START Entries

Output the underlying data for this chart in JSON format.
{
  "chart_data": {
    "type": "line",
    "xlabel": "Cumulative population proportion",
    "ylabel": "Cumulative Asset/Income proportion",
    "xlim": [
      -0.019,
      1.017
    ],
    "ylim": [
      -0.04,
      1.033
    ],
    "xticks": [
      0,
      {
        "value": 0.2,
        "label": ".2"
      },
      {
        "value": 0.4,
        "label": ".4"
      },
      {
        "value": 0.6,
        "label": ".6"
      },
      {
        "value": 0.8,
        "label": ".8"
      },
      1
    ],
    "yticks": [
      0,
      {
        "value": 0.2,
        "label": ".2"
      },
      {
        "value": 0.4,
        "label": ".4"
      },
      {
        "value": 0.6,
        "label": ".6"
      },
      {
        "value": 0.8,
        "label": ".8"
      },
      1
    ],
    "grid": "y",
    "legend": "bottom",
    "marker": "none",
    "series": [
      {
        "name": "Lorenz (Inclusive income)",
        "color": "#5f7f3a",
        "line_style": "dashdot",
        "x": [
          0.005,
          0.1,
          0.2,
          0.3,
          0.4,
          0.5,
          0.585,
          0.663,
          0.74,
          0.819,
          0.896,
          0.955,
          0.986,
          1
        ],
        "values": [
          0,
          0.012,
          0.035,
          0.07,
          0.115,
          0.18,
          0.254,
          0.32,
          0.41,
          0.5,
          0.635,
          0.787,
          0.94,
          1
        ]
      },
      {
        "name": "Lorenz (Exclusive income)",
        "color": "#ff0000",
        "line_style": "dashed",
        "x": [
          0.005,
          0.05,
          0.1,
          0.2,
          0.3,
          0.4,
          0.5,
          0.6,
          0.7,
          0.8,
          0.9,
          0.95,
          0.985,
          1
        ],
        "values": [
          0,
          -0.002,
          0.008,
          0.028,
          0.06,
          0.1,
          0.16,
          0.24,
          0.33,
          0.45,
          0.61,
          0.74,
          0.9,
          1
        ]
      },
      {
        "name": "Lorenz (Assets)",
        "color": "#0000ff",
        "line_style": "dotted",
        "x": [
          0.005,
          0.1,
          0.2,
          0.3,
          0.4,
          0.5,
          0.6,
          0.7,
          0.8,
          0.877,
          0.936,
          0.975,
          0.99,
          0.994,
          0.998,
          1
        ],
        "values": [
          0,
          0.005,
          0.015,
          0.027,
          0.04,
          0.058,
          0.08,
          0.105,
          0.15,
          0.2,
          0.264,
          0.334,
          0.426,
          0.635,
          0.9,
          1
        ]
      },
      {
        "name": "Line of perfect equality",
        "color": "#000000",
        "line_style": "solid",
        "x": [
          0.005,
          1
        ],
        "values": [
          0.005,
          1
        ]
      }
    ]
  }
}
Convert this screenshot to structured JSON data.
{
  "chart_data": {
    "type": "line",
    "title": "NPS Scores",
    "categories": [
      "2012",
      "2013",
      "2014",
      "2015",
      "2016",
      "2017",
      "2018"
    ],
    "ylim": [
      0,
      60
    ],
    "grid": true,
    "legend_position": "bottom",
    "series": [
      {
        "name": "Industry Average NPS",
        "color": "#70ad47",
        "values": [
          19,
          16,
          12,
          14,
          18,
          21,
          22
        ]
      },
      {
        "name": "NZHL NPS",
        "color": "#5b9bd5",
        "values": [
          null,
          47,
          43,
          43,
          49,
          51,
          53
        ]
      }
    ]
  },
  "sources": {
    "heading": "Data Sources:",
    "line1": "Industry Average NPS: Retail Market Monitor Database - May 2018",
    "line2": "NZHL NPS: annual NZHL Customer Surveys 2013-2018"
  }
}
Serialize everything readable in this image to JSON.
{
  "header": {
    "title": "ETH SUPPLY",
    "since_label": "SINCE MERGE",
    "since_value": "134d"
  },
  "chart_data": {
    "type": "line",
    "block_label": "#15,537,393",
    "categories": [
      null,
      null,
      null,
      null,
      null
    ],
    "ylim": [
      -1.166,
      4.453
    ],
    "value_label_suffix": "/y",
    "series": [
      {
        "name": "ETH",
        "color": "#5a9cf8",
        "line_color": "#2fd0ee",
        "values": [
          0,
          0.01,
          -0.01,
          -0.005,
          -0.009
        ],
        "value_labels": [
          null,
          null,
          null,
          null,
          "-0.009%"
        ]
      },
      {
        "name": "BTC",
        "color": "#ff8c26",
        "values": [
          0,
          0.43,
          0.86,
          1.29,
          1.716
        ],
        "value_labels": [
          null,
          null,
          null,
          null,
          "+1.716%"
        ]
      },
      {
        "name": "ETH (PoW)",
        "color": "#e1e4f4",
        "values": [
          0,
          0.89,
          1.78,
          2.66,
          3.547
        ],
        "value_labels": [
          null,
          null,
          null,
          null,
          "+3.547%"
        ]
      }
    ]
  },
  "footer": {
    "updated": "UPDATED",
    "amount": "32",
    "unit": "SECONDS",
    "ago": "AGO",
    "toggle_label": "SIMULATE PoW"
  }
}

END Entries

▶ **Instructions to follow**
Write out every record shown above, word for word.

▶ **Exercise result**
Output the underlying data for this chart in JSON format.
{
  "chart_data": {
    "type": "line",
    "xlabel": "Cumulative population proportion",
    "ylabel": "Cumulative Asset/Income proportion",
    "xlim": [
      -0.019,
      1.017
    ],
    "ylim": [
      -0.04,
      1.033
    ],
    "xticks": [
      0,
      {
        "value": 0.2,
        "label": ".2"
      },
      {
        "value": 0.4,
        "label": ".4"
      },
      {
        "value": 0.6,
        "label": ".6"
      },
      {
        "value": 0.8,
        "label": ".8"
      },
      1
    ],
    "yticks": [
      0,
      {
        "value": 0.2,
        "label": ".2"
      },
      {
        "value": 0.4,
        "label": ".4"
      },
      {
        "value": 0.6,
        "label": ".6"
      },
      {
        "value": 0.8,
        "label": ".8"
      },
      1
    ],
    "grid": "y",
    "legend": "bottom",
    "marker": "none",
    "series": [
      {
        "name": "Lorenz (Inclusive income)",
        "color": "#5f7f3a",
        "line_style": "dashdot",
        "x": [
          0.005,
          0.1,
          0.2,
          0.3,
          0.4,
          0.5,
          0.585,
          0.663,
          0.74,
          0.819,
          0.896,
          0.955,
          0.986,
          1
        ],
        "values": [
          0,
          0.012,
          0.035,
          0.07,
          0.115,
          0.18,
          0.254,
          0.32,
          0.41,
          0.5,
          0.635,
          0.787,
          0.94,
          1
        ]
      },
      {
        "name": "Lorenz (Exclusive income)",
        "color": "#ff0000",
        "line_style": "dashed",
        "x": [
          0.005,
          0.05,
          0.1,
          0.2,
          0.3,
          0.4,
          0.5,
          0.6,
          0.7,
          0.8,
          0.9,
          0.95,
          0.985,
          1
        ],
        "values": [
          0,
          -0.002,
          0.008,
          0.028,
          0.06,
          0.1,
          0.16,
          0.24,
          0.33,
          0.45,
          0.61,
          0.74,
          0.9,
          1
        ]
      },
      {
        "name": "Lorenz (Assets)",
        "color": "#0000ff",
        "line_style": "dotted",
        "x": [
          0.005,
          0.1,
          0.2,
          0.3,
          0.4,
          0.5,
          0.6,
          0.7,
          0.8,
          0.877,
          0.936,
          0.975,
          0.99,
          0.994,
          0.998,
          1
        ],
        "values": [
          0,
          0.005,
          0.015,
          0.027,
          0.04,
          0.058,
          0.08,
          0.105,
          0.15,
          0.2,
          0.264,
          0.334,
          0.426,
          0.635,
          0.9,
          1
        ]
      },
      {
        "name": "Line of perfect equality",
        "color": "#000000",
        "line_style": "solid",
        "x": [
          0.005,
          1
        ],
        "values": [
          0.005,
          1
        ]
      }
    ]
  }
}
Convert this screenshot to structured JSON data.
{
  "chart_data": {
    "type": "line",
    "title": "NPS Scores",
    "categories": [
      "2012",
      "2013",
      "2014",
      "2015",
      "2016",
      "2017",
      "2018"
    ],
    "ylim": [
      0,
      60
    ],
    "grid": true,
    "legend_position": "bottom",
    "series": [
      {
        "name": "Industry Average NPS",
        "color": "#70ad47",
        "values": [
          19,
          16,
          12,
          14,
          18,
          21,
          22
        ]
      },
      {
        "name": "NZHL NPS",
        "color": "#5b9bd5",
        "values": [
          null,
          47,
          43,
          43,
          49,
          51,
          53
        ]
      }
    ]
  },
  "sources": {
    "heading": "Data Sources:",
    "line1": "Industry Average NPS: Retail Market Monitor Database - May 2018",
    "line2": "NZHL NPS: annual NZHL Customer Surveys 2013-2018"
  }
}
Serialize everything readable in this image to JSON.
{
  "header": {
    "title": "ETH SUPPLY",
    "since_label": "SINCE MERGE",
    "since_value": "134d"
  },
  "chart_data": {
    "type": "line",
    "block_label": "#15,537,393",
    "categories": [
      null,
      null,
      null,
      null,
      null
    ],
    "ylim": [
      -1.166,
      4.453
    ],
    "value_label_suffix": "/y",
    "series": [
      {
        "name": "ETH",
        "color": "#5a9cf8",
        "line_color": "#2fd0ee",
        "values": [
          0,
          0.01,
          -0.01,
          -0.005,
          -0.009
        ],
        "value_labels": [
          null,
          null,
          null,
          null,
          "-0.009%"
        ]
      },
      {
        "name": "BTC",
        "color": "#ff8c26",
        "values": [
          0,
          0.43,
          0.86,
          1.29,
          1.716
        ],
        "value_labels": [
          null,
          null,
          null,
          null,
          "+1.716%"
        ]
      },
      {
        "name": "ETH (PoW)",
        "color": "#e1e4f4",
        "values": [
          0,
          0.89,
          1.78,
          2.66,
          3.547
        ],
        "value_labels": [
          null,
          null,
          null,
          null,
          "+3.547%"
        ]
      }
    ]
  },
  "footer": {
    "updated": "UPDATED",
    "amount": "32",
    "unit": "SECONDS",
    "ago": "AGO",
    "toggle_label": "SIMULATE PoW"
  }
}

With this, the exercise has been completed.